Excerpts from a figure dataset
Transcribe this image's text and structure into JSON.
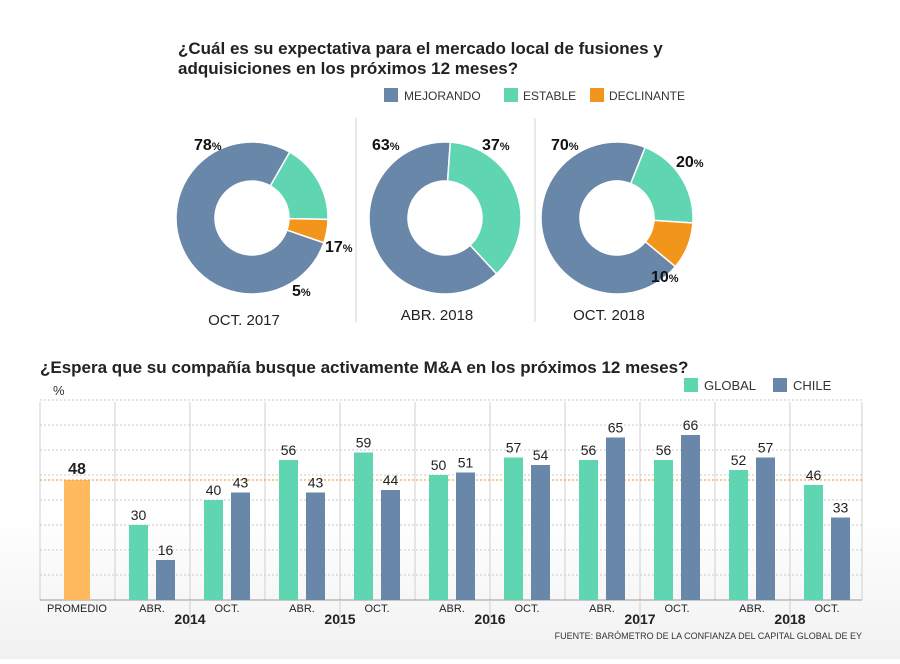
{
  "colors": {
    "mejorando": "#6887a9",
    "estable": "#5fd6b1",
    "declinante": "#f2951b",
    "global": "#5fd6b1",
    "chile": "#6887a9",
    "promedio": "#ffb95e",
    "avg_line": "#f2951b"
  },
  "chart_data": [
    {
      "type": "pie",
      "title": "¿Cuál es su expectativa para el mercado local de fusiones y adquisiciones en los próximos 12 meses?",
      "legend": [
        "MEJORANDO",
        "ESTABLE",
        "DECLINANTE"
      ],
      "legend_placement": "top-right",
      "donuts": [
        {
          "label": "OCT. 2017",
          "values": [
            78,
            17,
            5
          ]
        },
        {
          "label": "ABR. 2018",
          "values": [
            63,
            37,
            0
          ]
        },
        {
          "label": "OCT. 2018",
          "values": [
            70,
            20,
            10
          ]
        }
      ]
    },
    {
      "type": "bar",
      "title": "¿Espera que su compañía busque activamente M&A en los próximos 12 meses?",
      "ylabel": "%",
      "ylim": [
        0,
        100
      ],
      "grid": true,
      "legend_placement": "top-right",
      "average": {
        "label": "PROMEDIO",
        "value": 48
      },
      "categories": [
        "ABR.",
        "OCT.",
        "ABR.",
        "OCT.",
        "ABR.",
        "OCT.",
        "ABR.",
        "OCT.",
        "ABR.",
        "OCT."
      ],
      "years": [
        "2014",
        "2015",
        "2016",
        "2017",
        "2018"
      ],
      "series": [
        {
          "name": "GLOBAL",
          "values": [
            30,
            40,
            56,
            59,
            50,
            57,
            56,
            56,
            52,
            46
          ]
        },
        {
          "name": "CHILE",
          "values": [
            16,
            43,
            43,
            44,
            51,
            54,
            65,
            66,
            57,
            33
          ]
        }
      ]
    }
  ],
  "source": "FUENTE: BARÓMETRO DE LA CONFIANZA DEL CAPITAL GLOBAL DE EY"
}
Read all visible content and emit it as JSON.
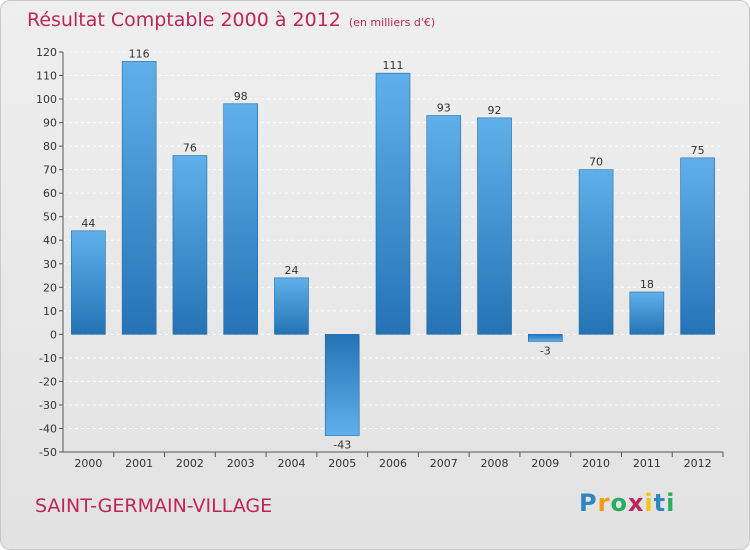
{
  "title": "Résultat Comptable 2000 à 2012",
  "subtitle": "(en milliers d'€)",
  "commune": "SAINT-GERMAIN-VILLAGE",
  "logo": {
    "text": "Proxiti",
    "letters": [
      "P",
      "r",
      "o",
      "x",
      "i",
      "t",
      "i"
    ],
    "colors": [
      "#2e86c1",
      "#f39c12",
      "#27ae60",
      "#c0245a",
      "#f1c40f",
      "#2e86c1",
      "#27ae60"
    ]
  },
  "colors": {
    "bar_top": "#5fb0ea",
    "bar_bottom": "#2573b5",
    "accent": "#c0245a"
  },
  "chart_data": {
    "type": "bar",
    "categories": [
      "2000",
      "2001",
      "2002",
      "2003",
      "2004",
      "2005",
      "2006",
      "2007",
      "2008",
      "2009",
      "2010",
      "2011",
      "2012"
    ],
    "values": [
      44,
      116,
      76,
      98,
      24,
      -43,
      111,
      93,
      92,
      -3,
      70,
      18,
      75
    ],
    "title": "Résultat Comptable 2000 à 2012",
    "xlabel": "",
    "ylabel": "",
    "ylim": [
      -50,
      120
    ],
    "yticks": [
      -50,
      -40,
      -30,
      -20,
      -10,
      0,
      10,
      20,
      30,
      40,
      50,
      60,
      70,
      80,
      90,
      100,
      110,
      120
    ],
    "grid": true
  }
}
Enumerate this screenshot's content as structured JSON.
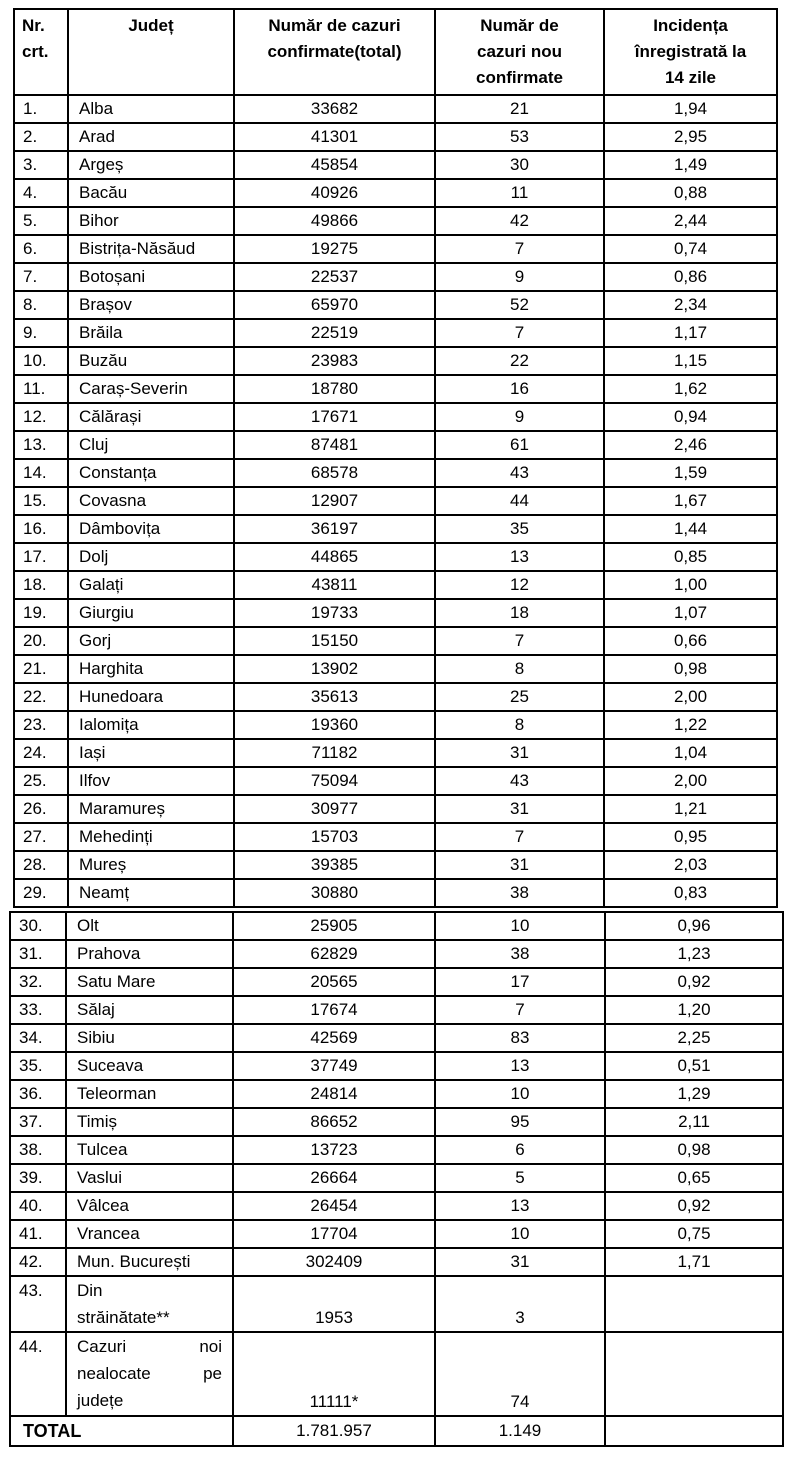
{
  "table": {
    "header": {
      "col1": "Nr.\ncrt.",
      "col2": "Județ",
      "col3": "Număr de cazuri\nconfirmate(total)",
      "col4": "Număr de\ncazuri nou\nconfirmate",
      "col5": "Incidența\nînregistrată la\n14 zile"
    },
    "rows": [
      {
        "nr": "1.",
        "judet": "Alba",
        "total": "33682",
        "nou": "21",
        "incidenta": "1,94"
      },
      {
        "nr": "2.",
        "judet": "Arad",
        "total": "41301",
        "nou": "53",
        "incidenta": "2,95"
      },
      {
        "nr": "3.",
        "judet": "Argeș",
        "total": "45854",
        "nou": "30",
        "incidenta": "1,49"
      },
      {
        "nr": "4.",
        "judet": "Bacău",
        "total": "40926",
        "nou": "11",
        "incidenta": "0,88"
      },
      {
        "nr": "5.",
        "judet": "Bihor",
        "total": "49866",
        "nou": "42",
        "incidenta": "2,44"
      },
      {
        "nr": "6.",
        "judet": "Bistrița-Năsăud",
        "total": "19275",
        "nou": "7",
        "incidenta": "0,74"
      },
      {
        "nr": "7.",
        "judet": "Botoșani",
        "total": "22537",
        "nou": "9",
        "incidenta": "0,86"
      },
      {
        "nr": "8.",
        "judet": "Brașov",
        "total": "65970",
        "nou": "52",
        "incidenta": "2,34"
      },
      {
        "nr": "9.",
        "judet": "Brăila",
        "total": "22519",
        "nou": "7",
        "incidenta": "1,17"
      },
      {
        "nr": "10.",
        "judet": "Buzău",
        "total": "23983",
        "nou": "22",
        "incidenta": "1,15"
      },
      {
        "nr": "11.",
        "judet": "Caraș-Severin",
        "total": "18780",
        "nou": "16",
        "incidenta": "1,62"
      },
      {
        "nr": "12.",
        "judet": "Călărași",
        "total": "17671",
        "nou": "9",
        "incidenta": "0,94"
      },
      {
        "nr": "13.",
        "judet": "Cluj",
        "total": "87481",
        "nou": "61",
        "incidenta": "2,46"
      },
      {
        "nr": "14.",
        "judet": "Constanța",
        "total": "68578",
        "nou": "43",
        "incidenta": "1,59"
      },
      {
        "nr": "15.",
        "judet": "Covasna",
        "total": "12907",
        "nou": "44",
        "incidenta": "1,67"
      },
      {
        "nr": "16.",
        "judet": "Dâmbovița",
        "total": "36197",
        "nou": "35",
        "incidenta": "1,44"
      },
      {
        "nr": "17.",
        "judet": "Dolj",
        "total": "44865",
        "nou": "13",
        "incidenta": "0,85"
      },
      {
        "nr": "18.",
        "judet": "Galați",
        "total": "43811",
        "nou": "12",
        "incidenta": "1,00"
      },
      {
        "nr": "19.",
        "judet": "Giurgiu",
        "total": "19733",
        "nou": "18",
        "incidenta": "1,07"
      },
      {
        "nr": "20.",
        "judet": "Gorj",
        "total": "15150",
        "nou": "7",
        "incidenta": "0,66"
      },
      {
        "nr": "21.",
        "judet": "Harghita",
        "total": "13902",
        "nou": "8",
        "incidenta": "0,98"
      },
      {
        "nr": "22.",
        "judet": "Hunedoara",
        "total": "35613",
        "nou": "25",
        "incidenta": "2,00"
      },
      {
        "nr": "23.",
        "judet": "Ialomița",
        "total": "19360",
        "nou": "8",
        "incidenta": "1,22"
      },
      {
        "nr": "24.",
        "judet": "Iași",
        "total": "71182",
        "nou": "31",
        "incidenta": "1,04"
      },
      {
        "nr": "25.",
        "judet": "Ilfov",
        "total": "75094",
        "nou": "43",
        "incidenta": "2,00"
      },
      {
        "nr": "26.",
        "judet": "Maramureș",
        "total": "30977",
        "nou": "31",
        "incidenta": "1,21"
      },
      {
        "nr": "27.",
        "judet": "Mehedinți",
        "total": "15703",
        "nou": "7",
        "incidenta": "0,95"
      },
      {
        "nr": "28.",
        "judet": "Mureș",
        "total": "39385",
        "nou": "31",
        "incidenta": "2,03"
      },
      {
        "nr": "29.",
        "judet": "Neamț",
        "total": "30880",
        "nou": "38",
        "incidenta": "0,83"
      },
      {
        "nr": "30.",
        "judet": "Olt",
        "total": "25905",
        "nou": "10",
        "incidenta": "0,96"
      },
      {
        "nr": "31.",
        "judet": "Prahova",
        "total": "62829",
        "nou": "38",
        "incidenta": "1,23"
      },
      {
        "nr": "32.",
        "judet": "Satu Mare",
        "total": "20565",
        "nou": "17",
        "incidenta": "0,92"
      },
      {
        "nr": "33.",
        "judet": "Sălaj",
        "total": "17674",
        "nou": "7",
        "incidenta": "1,20"
      },
      {
        "nr": "34.",
        "judet": "Sibiu",
        "total": "42569",
        "nou": "83",
        "incidenta": "2,25"
      },
      {
        "nr": "35.",
        "judet": "Suceava",
        "total": "37749",
        "nou": "13",
        "incidenta": "0,51"
      },
      {
        "nr": "36.",
        "judet": "Teleorman",
        "total": "24814",
        "nou": "10",
        "incidenta": "1,29"
      },
      {
        "nr": "37.",
        "judet": "Timiș",
        "total": "86652",
        "nou": "95",
        "incidenta": "2,11"
      },
      {
        "nr": "38.",
        "judet": "Tulcea",
        "total": "13723",
        "nou": "6",
        "incidenta": "0,98"
      },
      {
        "nr": "39.",
        "judet": "Vaslui",
        "total": "26664",
        "nou": "5",
        "incidenta": "0,65"
      },
      {
        "nr": "40.",
        "judet": "Vâlcea",
        "total": "26454",
        "nou": "13",
        "incidenta": "0,92"
      },
      {
        "nr": "41.",
        "judet": "Vrancea",
        "total": "17704",
        "nou": "10",
        "incidenta": "0,75"
      },
      {
        "nr": "42.",
        "judet": "Mun. București",
        "total": "302409",
        "nou": "31",
        "incidenta": "1,71"
      }
    ],
    "special_rows": [
      {
        "nr": "43.",
        "name_lines": [
          [
            "Din",
            ""
          ],
          [
            "străinătate**",
            ""
          ]
        ],
        "total": "1953",
        "nou": "3",
        "incidenta": ""
      },
      {
        "nr": "44.",
        "name_lines": [
          [
            "Cazuri",
            "noi"
          ],
          [
            "nealocate",
            "pe"
          ],
          [
            "județe",
            ""
          ]
        ],
        "total": "11111*",
        "nou": "74",
        "incidenta": ""
      }
    ],
    "total_row": {
      "label": "TOTAL",
      "total": "1.781.957",
      "nou": "1.149",
      "incidenta": ""
    }
  }
}
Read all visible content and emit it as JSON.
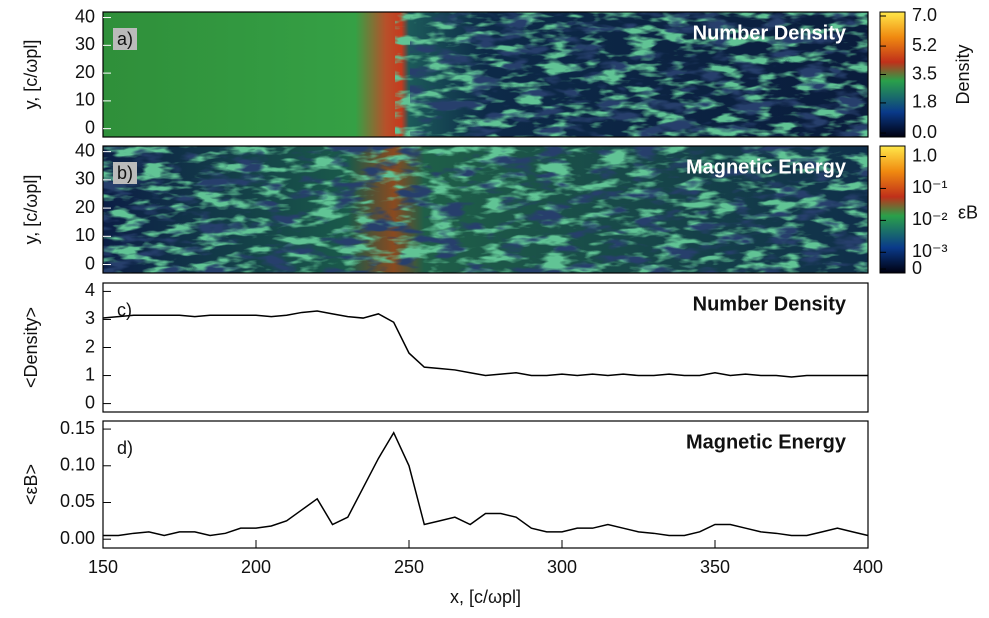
{
  "chart_data": [
    {
      "type": "heatmap",
      "panel_label": "a)",
      "title": "Number Density",
      "ylabel": "y, [c/ωpl]",
      "xlim": [
        150,
        400
      ],
      "ylim": [
        -3,
        42
      ],
      "yticks": [
        0,
        10,
        20,
        30,
        40
      ],
      "colorbar": {
        "label": "Density",
        "lim": [
          0,
          7.0
        ],
        "log": false,
        "ticks": [
          {
            "value": 7.0,
            "label": "7.0"
          },
          {
            "value": 5.2,
            "label": "5.2"
          },
          {
            "value": 3.5,
            "label": "3.5"
          },
          {
            "value": 1.8,
            "label": "1.8"
          },
          {
            "value": 0.0,
            "label": "0.0"
          }
        ]
      }
    },
    {
      "type": "heatmap",
      "panel_label": "b)",
      "title": "Magnetic Energy",
      "ylabel": "y, [c/ωpl]",
      "xlim": [
        150,
        400
      ],
      "ylim": [
        -3,
        42
      ],
      "yticks": [
        0,
        10,
        20,
        30,
        40
      ],
      "colorbar": {
        "label": "εB",
        "lim": [
          0.0003,
          1.6
        ],
        "log": true,
        "ticks": [
          {
            "value": 1.0,
            "label": "1.0"
          },
          {
            "value": 0.1,
            "label": "10⁻¹"
          },
          {
            "value": 0.01,
            "label": "10⁻²"
          },
          {
            "value": 0.001,
            "label": "10⁻³"
          },
          0
        ]
      }
    },
    {
      "type": "line",
      "panel_label": "c)",
      "title": "Number Density",
      "ylabel": "<Density>",
      "color": "#000000",
      "xlim": [
        150,
        400
      ],
      "ylim": [
        -0.3,
        4.3
      ],
      "yticks": [
        0,
        1,
        2,
        3,
        4
      ],
      "x": [
        150,
        155,
        160,
        165,
        170,
        175,
        180,
        185,
        190,
        195,
        200,
        205,
        210,
        215,
        220,
        225,
        230,
        235,
        240,
        245,
        250,
        255,
        260,
        265,
        270,
        275,
        280,
        285,
        290,
        295,
        300,
        305,
        310,
        315,
        320,
        325,
        330,
        335,
        340,
        345,
        350,
        355,
        360,
        365,
        370,
        375,
        380,
        385,
        390,
        395,
        400
      ],
      "values": [
        3.05,
        3.1,
        3.15,
        3.15,
        3.15,
        3.15,
        3.1,
        3.15,
        3.15,
        3.15,
        3.15,
        3.1,
        3.15,
        3.25,
        3.3,
        3.2,
        3.1,
        3.05,
        3.2,
        2.9,
        1.8,
        1.3,
        1.25,
        1.2,
        1.1,
        1.0,
        1.05,
        1.1,
        1.0,
        1.0,
        1.05,
        1.0,
        1.05,
        1.0,
        1.05,
        1.0,
        1.0,
        1.05,
        1.0,
        1.0,
        1.1,
        1.0,
        1.05,
        1.0,
        1.0,
        0.95,
        1.0,
        1.0,
        1.0,
        1.0,
        1.0
      ]
    },
    {
      "type": "line",
      "panel_label": "d)",
      "title": "Magnetic Energy",
      "ylabel": "<εB>",
      "color": "#000000",
      "xlabel": "x, [c/ωpl]",
      "xlim": [
        150,
        400
      ],
      "ylim": [
        -0.012,
        0.161
      ],
      "xticks": [
        150,
        200,
        250,
        300,
        350,
        400
      ],
      "yticks": [
        {
          "value": 0,
          "label": "0.00"
        },
        {
          "value": 0.05,
          "label": "0.05"
        },
        {
          "value": 0.1,
          "label": "0.10"
        },
        {
          "value": 0.15,
          "label": "0.15"
        }
      ],
      "x": [
        150,
        155,
        160,
        165,
        170,
        175,
        180,
        185,
        190,
        195,
        200,
        205,
        210,
        215,
        220,
        225,
        230,
        235,
        240,
        245,
        250,
        255,
        260,
        265,
        270,
        275,
        280,
        285,
        290,
        295,
        300,
        305,
        310,
        315,
        320,
        325,
        330,
        335,
        340,
        345,
        350,
        355,
        360,
        365,
        370,
        375,
        380,
        385,
        390,
        395,
        400
      ],
      "values": [
        0.005,
        0.005,
        0.008,
        0.01,
        0.005,
        0.01,
        0.01,
        0.005,
        0.008,
        0.015,
        0.015,
        0.018,
        0.025,
        0.04,
        0.055,
        0.02,
        0.03,
        0.07,
        0.11,
        0.145,
        0.1,
        0.02,
        0.025,
        0.03,
        0.02,
        0.035,
        0.035,
        0.03,
        0.015,
        0.01,
        0.01,
        0.015,
        0.015,
        0.02,
        0.015,
        0.01,
        0.008,
        0.005,
        0.005,
        0.01,
        0.02,
        0.02,
        0.015,
        0.01,
        0.008,
        0.005,
        0.005,
        0.01,
        0.015,
        0.01,
        0.005
      ]
    }
  ]
}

Prompt
Look through the lines above and collect those with the word "text".

Result of this task
Transcribe this image's text and structure into JSON.
    "text": "Proxiti",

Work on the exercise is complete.